Written exercise:
Read the records below. Copy each line where the string "万润科技" occurs.

── Raw records ──

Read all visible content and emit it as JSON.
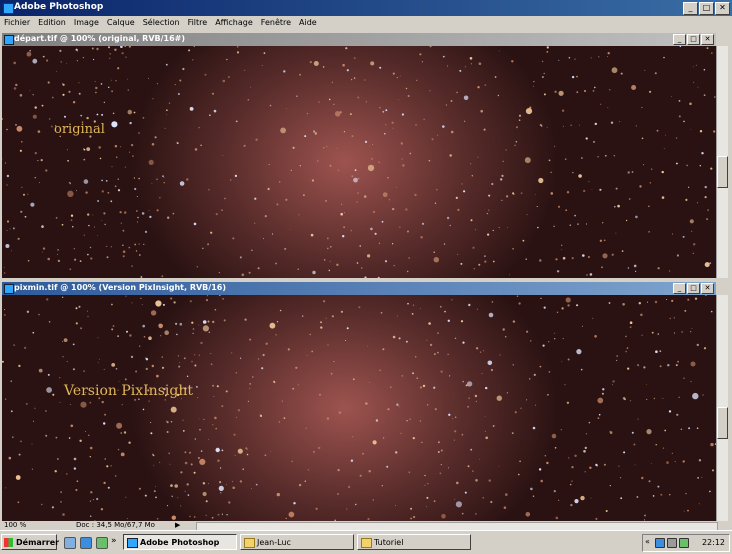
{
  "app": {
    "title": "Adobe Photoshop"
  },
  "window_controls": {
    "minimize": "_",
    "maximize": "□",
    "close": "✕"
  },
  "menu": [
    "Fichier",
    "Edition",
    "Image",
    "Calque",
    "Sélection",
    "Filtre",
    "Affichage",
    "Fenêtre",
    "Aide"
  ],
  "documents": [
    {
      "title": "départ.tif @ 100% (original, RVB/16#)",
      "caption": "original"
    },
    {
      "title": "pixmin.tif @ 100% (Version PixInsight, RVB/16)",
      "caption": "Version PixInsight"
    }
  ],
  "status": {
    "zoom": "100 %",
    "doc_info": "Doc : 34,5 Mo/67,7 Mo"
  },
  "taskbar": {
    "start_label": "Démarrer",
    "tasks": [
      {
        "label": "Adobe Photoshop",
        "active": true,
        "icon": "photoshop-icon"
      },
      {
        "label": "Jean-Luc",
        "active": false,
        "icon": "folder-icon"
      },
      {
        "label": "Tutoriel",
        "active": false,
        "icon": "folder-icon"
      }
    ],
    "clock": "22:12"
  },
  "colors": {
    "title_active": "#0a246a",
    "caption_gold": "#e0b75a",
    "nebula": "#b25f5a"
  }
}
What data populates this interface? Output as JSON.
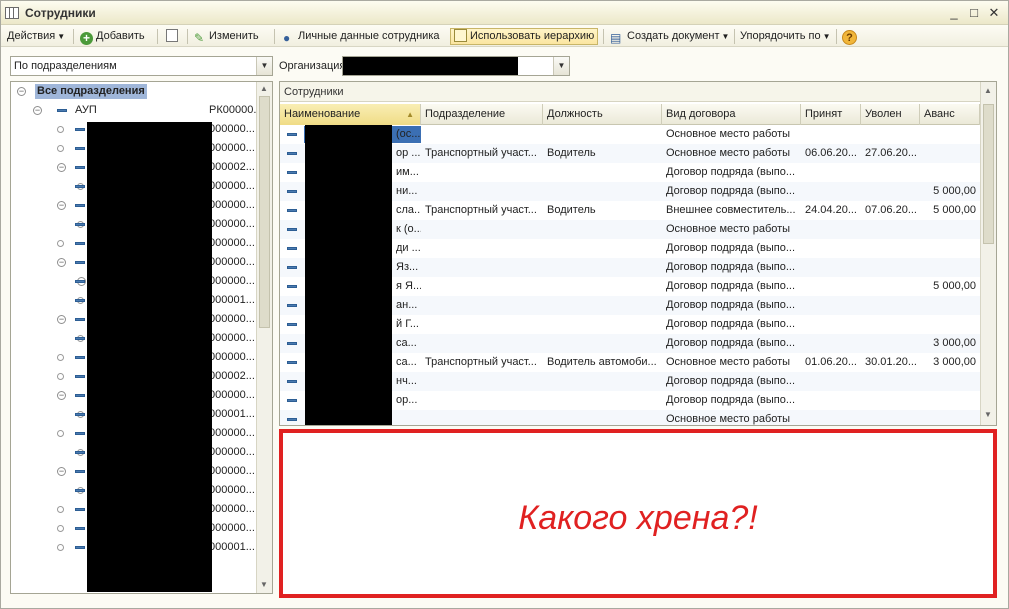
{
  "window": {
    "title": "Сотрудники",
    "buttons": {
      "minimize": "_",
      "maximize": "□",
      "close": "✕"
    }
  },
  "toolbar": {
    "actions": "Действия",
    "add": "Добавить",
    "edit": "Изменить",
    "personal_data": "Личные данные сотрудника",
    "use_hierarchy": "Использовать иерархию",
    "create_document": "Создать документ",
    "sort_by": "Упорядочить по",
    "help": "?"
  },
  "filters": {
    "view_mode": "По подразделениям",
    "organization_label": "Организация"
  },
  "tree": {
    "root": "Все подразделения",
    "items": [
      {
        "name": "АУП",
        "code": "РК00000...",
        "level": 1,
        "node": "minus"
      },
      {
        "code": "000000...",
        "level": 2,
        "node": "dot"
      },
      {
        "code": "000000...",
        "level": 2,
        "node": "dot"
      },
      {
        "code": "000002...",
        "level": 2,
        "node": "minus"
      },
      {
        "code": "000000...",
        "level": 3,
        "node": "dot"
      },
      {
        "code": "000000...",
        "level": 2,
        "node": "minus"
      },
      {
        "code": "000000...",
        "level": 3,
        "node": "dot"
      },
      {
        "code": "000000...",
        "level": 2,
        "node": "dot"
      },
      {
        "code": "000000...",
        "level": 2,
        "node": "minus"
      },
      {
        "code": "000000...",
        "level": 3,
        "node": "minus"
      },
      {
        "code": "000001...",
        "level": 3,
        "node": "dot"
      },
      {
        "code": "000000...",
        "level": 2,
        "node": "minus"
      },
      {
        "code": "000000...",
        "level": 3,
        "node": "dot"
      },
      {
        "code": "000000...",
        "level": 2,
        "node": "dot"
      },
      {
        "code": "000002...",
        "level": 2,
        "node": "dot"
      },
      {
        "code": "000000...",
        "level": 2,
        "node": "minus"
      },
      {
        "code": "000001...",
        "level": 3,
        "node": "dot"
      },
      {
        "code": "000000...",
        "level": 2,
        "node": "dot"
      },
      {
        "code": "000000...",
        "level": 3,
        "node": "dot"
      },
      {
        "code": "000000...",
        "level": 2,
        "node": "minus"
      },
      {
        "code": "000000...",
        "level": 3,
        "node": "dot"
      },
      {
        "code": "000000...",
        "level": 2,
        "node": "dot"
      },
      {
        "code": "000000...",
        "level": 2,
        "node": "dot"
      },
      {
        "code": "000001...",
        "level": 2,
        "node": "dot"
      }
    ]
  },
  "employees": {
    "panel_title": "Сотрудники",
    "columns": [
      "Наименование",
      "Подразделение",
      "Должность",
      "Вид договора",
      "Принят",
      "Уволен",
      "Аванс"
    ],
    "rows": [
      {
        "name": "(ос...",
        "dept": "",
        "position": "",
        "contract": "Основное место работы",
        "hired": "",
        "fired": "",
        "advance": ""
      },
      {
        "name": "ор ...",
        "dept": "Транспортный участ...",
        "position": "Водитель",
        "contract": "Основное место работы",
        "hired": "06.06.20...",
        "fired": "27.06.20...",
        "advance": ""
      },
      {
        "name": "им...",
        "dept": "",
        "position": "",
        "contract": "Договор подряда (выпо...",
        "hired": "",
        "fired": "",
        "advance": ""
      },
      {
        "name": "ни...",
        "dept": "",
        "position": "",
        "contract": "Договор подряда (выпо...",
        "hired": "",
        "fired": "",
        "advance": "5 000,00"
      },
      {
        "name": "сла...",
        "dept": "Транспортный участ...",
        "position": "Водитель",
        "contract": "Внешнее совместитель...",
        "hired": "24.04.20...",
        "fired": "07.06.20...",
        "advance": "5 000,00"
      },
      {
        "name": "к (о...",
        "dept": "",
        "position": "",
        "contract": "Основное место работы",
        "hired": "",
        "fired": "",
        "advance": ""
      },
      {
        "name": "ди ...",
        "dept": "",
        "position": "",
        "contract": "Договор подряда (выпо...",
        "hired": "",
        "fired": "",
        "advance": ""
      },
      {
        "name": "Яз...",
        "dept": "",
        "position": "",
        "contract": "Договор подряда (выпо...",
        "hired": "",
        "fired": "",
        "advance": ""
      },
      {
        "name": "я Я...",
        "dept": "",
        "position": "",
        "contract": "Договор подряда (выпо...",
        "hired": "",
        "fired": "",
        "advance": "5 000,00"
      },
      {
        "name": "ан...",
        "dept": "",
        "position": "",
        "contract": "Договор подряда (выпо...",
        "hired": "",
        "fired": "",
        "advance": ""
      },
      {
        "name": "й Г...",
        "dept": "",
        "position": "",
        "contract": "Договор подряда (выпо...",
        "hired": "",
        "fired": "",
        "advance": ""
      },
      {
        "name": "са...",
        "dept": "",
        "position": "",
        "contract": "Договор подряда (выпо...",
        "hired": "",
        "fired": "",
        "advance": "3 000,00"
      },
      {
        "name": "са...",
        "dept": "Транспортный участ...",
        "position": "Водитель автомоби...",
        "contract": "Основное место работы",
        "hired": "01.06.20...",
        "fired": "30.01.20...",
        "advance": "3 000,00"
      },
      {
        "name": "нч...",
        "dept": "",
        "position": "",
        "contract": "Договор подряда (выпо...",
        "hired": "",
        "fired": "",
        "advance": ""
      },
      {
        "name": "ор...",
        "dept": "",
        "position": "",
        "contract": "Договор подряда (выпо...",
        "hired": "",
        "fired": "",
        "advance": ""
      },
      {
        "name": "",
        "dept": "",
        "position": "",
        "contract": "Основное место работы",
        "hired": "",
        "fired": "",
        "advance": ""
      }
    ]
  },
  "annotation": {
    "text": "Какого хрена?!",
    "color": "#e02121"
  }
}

───
── Raw records ──

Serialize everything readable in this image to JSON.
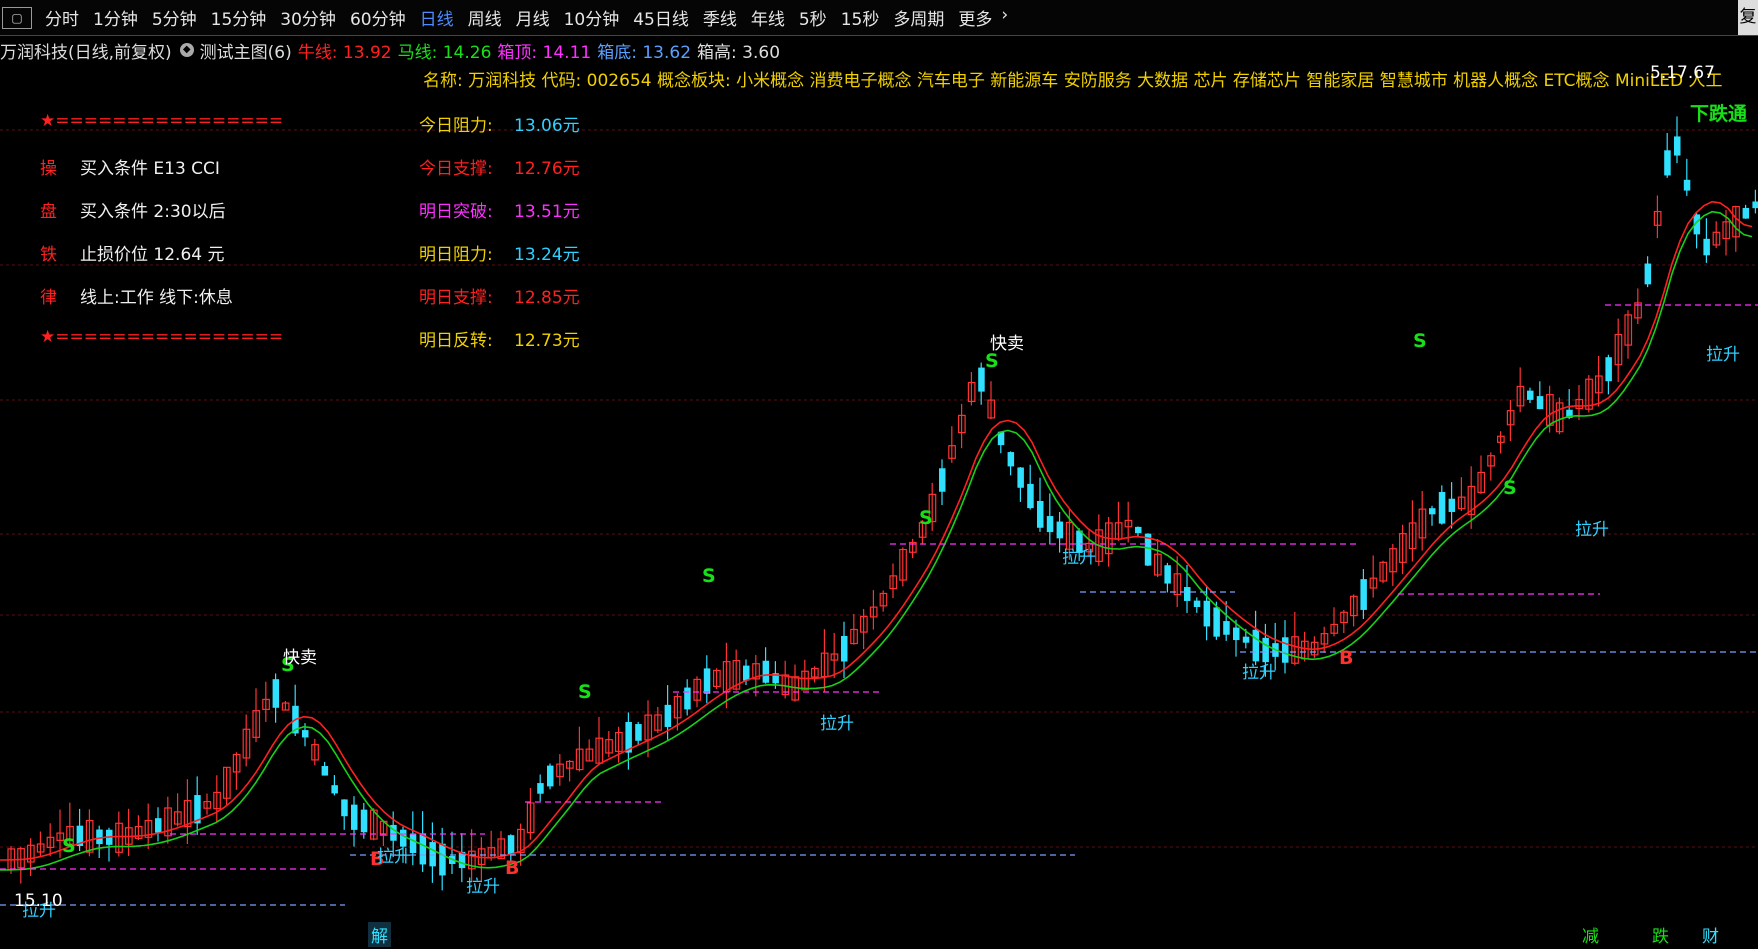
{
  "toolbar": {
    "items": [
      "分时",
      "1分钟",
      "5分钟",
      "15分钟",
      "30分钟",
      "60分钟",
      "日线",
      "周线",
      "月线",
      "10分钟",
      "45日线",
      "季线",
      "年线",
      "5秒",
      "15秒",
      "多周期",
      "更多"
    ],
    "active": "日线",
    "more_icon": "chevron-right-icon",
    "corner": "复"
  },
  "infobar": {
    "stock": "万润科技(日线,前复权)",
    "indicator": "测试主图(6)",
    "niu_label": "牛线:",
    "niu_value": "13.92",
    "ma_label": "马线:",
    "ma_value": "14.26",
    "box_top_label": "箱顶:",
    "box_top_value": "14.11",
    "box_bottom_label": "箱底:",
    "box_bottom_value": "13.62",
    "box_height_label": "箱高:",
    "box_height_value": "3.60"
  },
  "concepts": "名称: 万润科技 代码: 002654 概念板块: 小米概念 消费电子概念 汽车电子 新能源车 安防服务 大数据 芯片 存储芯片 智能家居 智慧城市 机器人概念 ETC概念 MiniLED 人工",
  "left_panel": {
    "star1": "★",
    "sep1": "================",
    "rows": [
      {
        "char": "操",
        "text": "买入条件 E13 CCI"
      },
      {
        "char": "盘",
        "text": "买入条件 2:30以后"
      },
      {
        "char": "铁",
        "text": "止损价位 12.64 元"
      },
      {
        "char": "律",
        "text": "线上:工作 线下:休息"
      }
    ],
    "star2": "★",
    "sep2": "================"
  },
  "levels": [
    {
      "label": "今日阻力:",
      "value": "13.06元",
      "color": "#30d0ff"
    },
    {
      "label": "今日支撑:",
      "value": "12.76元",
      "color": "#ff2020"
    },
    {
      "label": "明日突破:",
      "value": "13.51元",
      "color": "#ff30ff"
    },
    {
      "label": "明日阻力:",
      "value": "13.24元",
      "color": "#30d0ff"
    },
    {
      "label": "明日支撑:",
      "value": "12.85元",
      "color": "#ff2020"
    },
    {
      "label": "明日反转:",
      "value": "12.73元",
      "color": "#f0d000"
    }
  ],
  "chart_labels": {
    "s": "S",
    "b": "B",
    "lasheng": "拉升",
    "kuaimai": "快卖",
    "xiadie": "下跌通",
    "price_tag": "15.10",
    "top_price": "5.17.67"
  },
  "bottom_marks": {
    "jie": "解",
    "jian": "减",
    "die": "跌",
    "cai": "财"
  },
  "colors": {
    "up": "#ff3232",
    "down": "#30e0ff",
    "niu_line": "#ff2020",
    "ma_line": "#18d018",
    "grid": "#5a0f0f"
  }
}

───

Completed exercise:
    "stock": "万润科技(日线,前复权)",
  "concepts": "名称: 万润科技 代码: 002654 概念板块: 小米概念 消费电子概念 汽车电子 新能源车 安防服务 大数据 芯片 存储芯片 智能家居 智慧城市 机器人概念 ETC概念 MiniLED 人工",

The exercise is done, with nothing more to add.